**TASK INSTRUCTIONS**
Give only a count of the lines that include the string "Seller".

(Source records)
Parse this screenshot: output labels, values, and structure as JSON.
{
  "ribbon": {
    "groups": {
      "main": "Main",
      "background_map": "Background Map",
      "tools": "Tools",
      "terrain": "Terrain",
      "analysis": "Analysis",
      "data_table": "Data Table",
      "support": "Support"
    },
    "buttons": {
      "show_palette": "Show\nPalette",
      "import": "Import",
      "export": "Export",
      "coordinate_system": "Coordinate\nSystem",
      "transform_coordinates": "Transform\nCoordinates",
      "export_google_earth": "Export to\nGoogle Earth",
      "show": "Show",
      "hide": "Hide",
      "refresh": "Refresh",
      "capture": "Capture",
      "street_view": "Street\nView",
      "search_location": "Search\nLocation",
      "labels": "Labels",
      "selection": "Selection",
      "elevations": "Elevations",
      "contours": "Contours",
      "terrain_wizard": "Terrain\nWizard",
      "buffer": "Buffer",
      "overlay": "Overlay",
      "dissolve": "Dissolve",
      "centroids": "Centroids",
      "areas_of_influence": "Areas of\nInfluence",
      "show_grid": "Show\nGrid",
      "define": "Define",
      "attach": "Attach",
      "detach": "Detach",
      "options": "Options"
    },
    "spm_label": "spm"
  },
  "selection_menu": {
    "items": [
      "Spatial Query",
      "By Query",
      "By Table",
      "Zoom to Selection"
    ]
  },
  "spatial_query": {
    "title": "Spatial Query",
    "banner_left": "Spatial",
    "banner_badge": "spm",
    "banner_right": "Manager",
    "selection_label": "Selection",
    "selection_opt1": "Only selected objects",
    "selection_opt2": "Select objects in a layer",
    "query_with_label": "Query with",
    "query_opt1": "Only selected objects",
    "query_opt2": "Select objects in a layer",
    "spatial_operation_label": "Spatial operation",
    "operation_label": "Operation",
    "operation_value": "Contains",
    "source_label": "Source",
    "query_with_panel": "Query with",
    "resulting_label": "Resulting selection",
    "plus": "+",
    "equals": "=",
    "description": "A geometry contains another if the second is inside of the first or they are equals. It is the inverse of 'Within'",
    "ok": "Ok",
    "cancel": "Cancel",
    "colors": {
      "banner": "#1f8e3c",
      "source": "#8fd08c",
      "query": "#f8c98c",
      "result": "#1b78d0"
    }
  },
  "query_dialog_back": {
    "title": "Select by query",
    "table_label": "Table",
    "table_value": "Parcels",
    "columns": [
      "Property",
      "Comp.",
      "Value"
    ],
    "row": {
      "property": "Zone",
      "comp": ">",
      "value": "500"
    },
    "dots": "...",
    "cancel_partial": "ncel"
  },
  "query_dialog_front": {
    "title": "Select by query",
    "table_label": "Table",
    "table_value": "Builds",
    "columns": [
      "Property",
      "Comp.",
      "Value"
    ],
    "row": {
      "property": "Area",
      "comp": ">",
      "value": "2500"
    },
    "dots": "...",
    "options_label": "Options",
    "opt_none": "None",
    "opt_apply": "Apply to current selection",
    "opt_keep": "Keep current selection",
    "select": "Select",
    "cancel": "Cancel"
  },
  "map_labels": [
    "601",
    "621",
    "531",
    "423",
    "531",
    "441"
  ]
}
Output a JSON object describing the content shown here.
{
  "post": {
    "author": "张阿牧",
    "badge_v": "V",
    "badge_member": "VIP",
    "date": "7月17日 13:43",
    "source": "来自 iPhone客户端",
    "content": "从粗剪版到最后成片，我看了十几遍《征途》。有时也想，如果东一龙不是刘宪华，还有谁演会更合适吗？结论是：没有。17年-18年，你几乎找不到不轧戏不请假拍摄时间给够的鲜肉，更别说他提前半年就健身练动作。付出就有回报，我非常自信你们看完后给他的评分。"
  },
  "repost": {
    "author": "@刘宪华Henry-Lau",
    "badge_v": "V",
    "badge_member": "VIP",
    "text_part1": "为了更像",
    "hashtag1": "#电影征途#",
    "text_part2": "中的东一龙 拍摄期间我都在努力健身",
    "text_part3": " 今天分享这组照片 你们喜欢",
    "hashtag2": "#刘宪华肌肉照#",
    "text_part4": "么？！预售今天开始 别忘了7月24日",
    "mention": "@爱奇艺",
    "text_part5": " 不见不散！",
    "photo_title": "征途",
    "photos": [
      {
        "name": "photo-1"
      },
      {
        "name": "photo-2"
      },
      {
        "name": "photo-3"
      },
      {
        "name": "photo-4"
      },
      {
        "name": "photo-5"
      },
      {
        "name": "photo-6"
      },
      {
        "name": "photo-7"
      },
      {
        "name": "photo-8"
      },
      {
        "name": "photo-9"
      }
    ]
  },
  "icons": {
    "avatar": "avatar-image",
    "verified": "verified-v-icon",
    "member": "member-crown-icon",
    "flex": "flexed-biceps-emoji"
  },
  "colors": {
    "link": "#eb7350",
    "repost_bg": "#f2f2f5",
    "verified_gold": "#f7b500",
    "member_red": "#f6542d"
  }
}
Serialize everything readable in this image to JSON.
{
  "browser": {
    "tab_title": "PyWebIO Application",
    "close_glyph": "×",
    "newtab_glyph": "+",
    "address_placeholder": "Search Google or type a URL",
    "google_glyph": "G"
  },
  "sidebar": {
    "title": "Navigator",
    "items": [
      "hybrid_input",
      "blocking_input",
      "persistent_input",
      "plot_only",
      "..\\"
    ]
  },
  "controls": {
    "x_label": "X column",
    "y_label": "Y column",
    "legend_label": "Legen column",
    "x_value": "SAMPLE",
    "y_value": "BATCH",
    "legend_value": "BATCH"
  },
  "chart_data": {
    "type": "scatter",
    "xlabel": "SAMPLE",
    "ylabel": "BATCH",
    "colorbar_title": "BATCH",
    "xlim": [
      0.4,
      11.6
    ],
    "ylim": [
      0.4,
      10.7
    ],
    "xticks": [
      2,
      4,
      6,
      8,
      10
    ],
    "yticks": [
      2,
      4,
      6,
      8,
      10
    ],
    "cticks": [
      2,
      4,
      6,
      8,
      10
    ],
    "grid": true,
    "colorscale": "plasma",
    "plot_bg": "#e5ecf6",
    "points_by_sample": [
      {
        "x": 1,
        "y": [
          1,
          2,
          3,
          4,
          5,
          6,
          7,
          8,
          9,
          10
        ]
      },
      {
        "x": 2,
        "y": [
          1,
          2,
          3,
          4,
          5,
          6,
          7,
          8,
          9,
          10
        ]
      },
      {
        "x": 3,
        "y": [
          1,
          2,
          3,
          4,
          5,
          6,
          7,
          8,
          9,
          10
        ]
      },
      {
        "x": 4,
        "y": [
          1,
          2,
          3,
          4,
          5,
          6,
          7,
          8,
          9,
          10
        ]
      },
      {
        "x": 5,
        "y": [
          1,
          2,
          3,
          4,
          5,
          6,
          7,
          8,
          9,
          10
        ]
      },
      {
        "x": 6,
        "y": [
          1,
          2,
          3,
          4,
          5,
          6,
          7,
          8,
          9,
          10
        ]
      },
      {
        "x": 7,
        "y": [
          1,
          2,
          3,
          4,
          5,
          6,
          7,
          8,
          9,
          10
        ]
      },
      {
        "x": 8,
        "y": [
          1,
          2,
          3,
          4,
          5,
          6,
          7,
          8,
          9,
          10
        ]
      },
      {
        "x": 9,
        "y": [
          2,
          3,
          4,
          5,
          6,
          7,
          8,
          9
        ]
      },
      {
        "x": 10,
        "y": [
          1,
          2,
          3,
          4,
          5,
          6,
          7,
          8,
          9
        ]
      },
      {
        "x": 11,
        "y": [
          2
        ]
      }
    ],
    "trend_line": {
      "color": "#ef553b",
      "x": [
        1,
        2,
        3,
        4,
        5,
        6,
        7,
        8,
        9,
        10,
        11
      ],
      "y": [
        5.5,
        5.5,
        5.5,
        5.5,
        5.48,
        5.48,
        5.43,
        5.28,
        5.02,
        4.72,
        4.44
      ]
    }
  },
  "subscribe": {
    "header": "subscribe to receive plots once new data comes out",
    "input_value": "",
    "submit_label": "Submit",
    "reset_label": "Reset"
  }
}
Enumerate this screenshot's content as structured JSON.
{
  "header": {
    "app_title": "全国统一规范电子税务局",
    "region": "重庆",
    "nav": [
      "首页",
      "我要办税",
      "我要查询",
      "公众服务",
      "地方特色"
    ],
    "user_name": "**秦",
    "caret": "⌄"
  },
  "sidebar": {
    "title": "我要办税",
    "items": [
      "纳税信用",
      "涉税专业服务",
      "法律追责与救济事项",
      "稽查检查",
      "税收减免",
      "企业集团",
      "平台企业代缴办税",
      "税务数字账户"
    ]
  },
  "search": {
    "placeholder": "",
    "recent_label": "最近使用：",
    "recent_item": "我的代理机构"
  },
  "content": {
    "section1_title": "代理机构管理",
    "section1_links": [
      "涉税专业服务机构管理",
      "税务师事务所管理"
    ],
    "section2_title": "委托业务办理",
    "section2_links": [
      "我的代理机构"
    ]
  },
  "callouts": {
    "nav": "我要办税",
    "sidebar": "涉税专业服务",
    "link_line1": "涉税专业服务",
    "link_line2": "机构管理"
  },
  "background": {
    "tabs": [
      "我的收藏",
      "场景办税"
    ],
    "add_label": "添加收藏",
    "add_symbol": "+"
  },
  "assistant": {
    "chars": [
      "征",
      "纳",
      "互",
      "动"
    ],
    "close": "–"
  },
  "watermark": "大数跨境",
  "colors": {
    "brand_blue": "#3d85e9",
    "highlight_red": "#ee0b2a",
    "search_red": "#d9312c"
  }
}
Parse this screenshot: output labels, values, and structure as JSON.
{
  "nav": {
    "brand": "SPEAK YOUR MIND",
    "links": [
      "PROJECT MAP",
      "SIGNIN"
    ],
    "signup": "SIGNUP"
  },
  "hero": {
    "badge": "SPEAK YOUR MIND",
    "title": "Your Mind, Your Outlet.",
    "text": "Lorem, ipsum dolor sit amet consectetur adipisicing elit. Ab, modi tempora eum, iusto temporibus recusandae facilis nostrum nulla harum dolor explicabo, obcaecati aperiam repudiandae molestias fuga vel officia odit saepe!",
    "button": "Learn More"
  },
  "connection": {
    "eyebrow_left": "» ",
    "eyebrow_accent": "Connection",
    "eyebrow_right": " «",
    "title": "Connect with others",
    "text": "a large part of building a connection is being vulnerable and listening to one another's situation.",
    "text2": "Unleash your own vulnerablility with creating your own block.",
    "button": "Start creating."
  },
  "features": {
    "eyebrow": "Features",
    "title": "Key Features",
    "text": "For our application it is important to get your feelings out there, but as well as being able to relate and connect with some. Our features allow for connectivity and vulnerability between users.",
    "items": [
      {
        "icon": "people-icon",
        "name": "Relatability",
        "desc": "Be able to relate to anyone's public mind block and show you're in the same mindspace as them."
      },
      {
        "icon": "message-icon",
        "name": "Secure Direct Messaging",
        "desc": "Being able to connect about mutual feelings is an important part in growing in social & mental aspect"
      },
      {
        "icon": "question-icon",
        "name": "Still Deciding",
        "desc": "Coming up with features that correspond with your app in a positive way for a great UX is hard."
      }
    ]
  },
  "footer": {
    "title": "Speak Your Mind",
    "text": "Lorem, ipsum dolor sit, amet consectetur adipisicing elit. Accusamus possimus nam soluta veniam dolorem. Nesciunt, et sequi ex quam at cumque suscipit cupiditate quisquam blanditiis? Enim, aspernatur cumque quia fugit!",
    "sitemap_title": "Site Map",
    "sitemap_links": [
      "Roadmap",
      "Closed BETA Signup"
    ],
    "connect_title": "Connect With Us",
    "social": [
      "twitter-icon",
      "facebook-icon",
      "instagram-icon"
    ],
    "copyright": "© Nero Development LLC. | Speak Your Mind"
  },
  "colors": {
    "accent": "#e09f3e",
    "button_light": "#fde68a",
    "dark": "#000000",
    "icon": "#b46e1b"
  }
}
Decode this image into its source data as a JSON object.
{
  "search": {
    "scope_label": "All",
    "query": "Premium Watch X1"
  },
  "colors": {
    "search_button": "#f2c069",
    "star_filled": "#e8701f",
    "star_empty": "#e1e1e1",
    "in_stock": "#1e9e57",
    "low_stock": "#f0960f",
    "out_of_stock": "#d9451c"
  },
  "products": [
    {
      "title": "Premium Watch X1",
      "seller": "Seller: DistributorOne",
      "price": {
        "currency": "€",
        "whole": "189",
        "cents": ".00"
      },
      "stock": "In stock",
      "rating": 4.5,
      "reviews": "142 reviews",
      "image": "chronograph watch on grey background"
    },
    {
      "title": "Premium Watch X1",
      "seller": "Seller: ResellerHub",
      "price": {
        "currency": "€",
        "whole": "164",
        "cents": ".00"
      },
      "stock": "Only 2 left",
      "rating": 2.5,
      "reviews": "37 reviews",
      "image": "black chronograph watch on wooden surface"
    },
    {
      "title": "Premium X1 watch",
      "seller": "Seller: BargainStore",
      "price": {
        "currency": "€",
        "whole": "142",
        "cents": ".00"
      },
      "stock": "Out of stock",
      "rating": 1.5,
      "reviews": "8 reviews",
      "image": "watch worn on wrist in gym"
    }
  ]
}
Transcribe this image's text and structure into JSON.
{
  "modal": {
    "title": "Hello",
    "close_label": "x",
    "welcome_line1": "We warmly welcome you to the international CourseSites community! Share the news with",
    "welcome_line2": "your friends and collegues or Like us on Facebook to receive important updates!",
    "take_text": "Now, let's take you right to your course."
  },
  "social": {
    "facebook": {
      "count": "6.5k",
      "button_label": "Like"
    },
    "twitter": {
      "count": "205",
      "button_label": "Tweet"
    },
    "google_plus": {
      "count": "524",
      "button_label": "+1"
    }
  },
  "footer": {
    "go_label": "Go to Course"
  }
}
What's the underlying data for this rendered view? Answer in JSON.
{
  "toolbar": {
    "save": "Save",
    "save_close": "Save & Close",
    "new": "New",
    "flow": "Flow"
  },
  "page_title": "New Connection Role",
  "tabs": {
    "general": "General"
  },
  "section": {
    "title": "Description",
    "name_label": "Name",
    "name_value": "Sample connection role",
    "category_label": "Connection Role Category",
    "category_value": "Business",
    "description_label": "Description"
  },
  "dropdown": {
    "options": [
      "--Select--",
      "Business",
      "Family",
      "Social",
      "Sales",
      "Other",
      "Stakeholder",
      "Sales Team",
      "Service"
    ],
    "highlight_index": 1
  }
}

**RESPONSE**
3